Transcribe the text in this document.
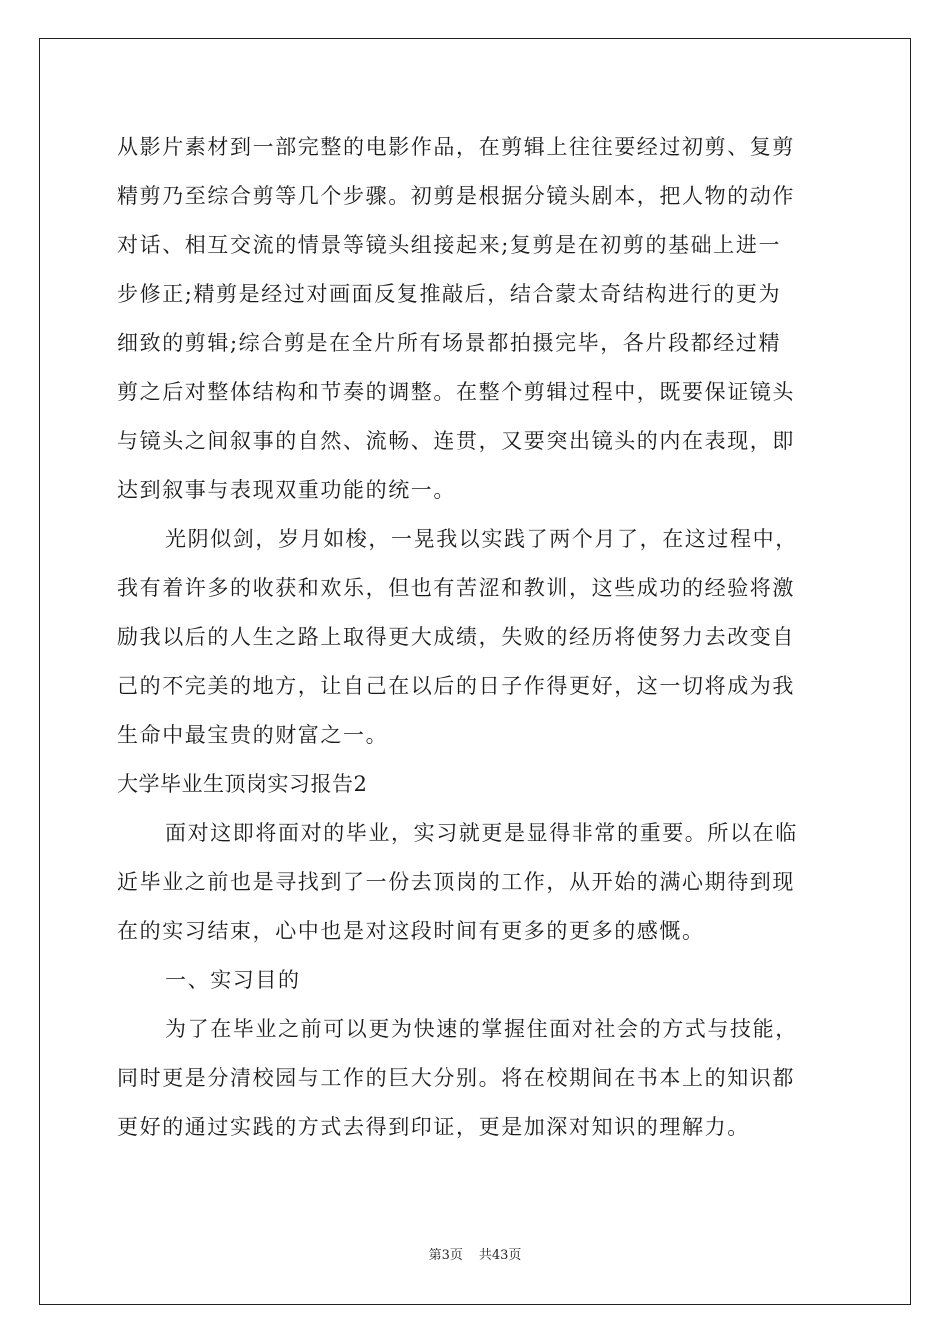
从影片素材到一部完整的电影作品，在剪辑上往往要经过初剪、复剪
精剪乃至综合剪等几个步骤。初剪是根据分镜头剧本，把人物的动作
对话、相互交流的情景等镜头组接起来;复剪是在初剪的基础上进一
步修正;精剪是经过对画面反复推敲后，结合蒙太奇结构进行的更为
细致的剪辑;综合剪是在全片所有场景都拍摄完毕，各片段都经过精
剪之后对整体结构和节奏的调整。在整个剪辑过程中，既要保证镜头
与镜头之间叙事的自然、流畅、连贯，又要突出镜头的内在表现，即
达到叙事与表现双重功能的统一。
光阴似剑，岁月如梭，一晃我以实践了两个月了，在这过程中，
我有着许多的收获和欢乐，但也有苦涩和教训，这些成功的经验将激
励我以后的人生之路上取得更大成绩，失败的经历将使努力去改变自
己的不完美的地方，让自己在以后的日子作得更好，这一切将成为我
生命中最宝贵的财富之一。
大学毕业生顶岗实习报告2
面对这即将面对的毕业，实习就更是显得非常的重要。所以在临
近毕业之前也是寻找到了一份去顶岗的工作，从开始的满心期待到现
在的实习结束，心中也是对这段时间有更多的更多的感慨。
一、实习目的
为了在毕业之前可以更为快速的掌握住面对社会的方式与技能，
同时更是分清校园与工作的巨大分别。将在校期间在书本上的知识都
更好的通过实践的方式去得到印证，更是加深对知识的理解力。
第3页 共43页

== == ==

## Problem to solve
Leave images out of the retyped records; keep all else exact.

## Exercise answer
Transcribe the text in this document.
从影片素材到一部完整的电影作品，在剪辑上往往要经过初剪、复剪
精剪乃至综合剪等几个步骤。初剪是根据分镜头剧本，把人物的动作
对话、相互交流的情景等镜头组接起来;复剪是在初剪的基础上进一
步修正;精剪是经过对画面反复推敲后，结合蒙太奇结构进行的更为
细致的剪辑;综合剪是在全片所有场景都拍摄完毕，各片段都经过精
剪之后对整体结构和节奏的调整。在整个剪辑过程中，既要保证镜头
与镜头之间叙事的自然、流畅、连贯，又要突出镜头的内在表现，即
达到叙事与表现双重功能的统一。
光阴似剑，岁月如梭，一晃我以实践了两个月了，在这过程中，
我有着许多的收获和欢乐，但也有苦涩和教训，这些成功的经验将激
励我以后的人生之路上取得更大成绩，失败的经历将使努力去改变自
己的不完美的地方，让自己在以后的日子作得更好，这一切将成为我
生命中最宝贵的财富之一。
大学毕业生顶岗实习报告2
面对这即将面对的毕业，实习就更是显得非常的重要。所以在临
近毕业之前也是寻找到了一份去顶岗的工作，从开始的满心期待到现
在的实习结束，心中也是对这段时间有更多的更多的感慨。
一、实习目的
为了在毕业之前可以更为快速的掌握住面对社会的方式与技能，
同时更是分清校园与工作的巨大分别。将在校期间在书本上的知识都
更好的通过实践的方式去得到印证，更是加深对知识的理解力。
第3页 共43页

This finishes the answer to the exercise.